THE REQUEST ->
Print the entries below in their entirety, exactly as they are written.

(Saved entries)
++++++++++++++++++++
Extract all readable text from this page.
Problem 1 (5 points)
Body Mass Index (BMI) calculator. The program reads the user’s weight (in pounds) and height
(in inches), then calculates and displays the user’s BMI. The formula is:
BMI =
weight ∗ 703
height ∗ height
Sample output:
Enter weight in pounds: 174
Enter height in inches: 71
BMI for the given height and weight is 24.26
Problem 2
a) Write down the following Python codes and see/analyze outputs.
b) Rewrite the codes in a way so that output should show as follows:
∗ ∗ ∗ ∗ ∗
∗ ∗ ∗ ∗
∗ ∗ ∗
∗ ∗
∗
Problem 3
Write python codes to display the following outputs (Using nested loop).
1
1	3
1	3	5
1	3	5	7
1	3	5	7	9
++++++++++++++++++++
FINISHED EXERCISE ->
Extract all readable text from this page.
Problem 1 (5 points)
Body Mass Index (BMI) calculator. The program reads the user’s weight (in pounds) and height
(in inches), then calculates and displays the user’s BMI. The formula is:
BMI =
weight ∗ 703
height ∗ height
Sample output:
Enter weight in pounds: 174
Enter height in inches: 71
BMI for the given height and weight is 24.26
Problem 2
a) Write down the following Python codes and see/analyze outputs.
b) Rewrite the codes in a way so that output should show as follows:
∗ ∗ ∗ ∗ ∗
∗ ∗ ∗ ∗
∗ ∗ ∗
∗ ∗
∗
Problem 3
Write python codes to display the following outputs (Using nested loop).
1
1	3
1	3	5
1	3	5	7
1	3	5	7	9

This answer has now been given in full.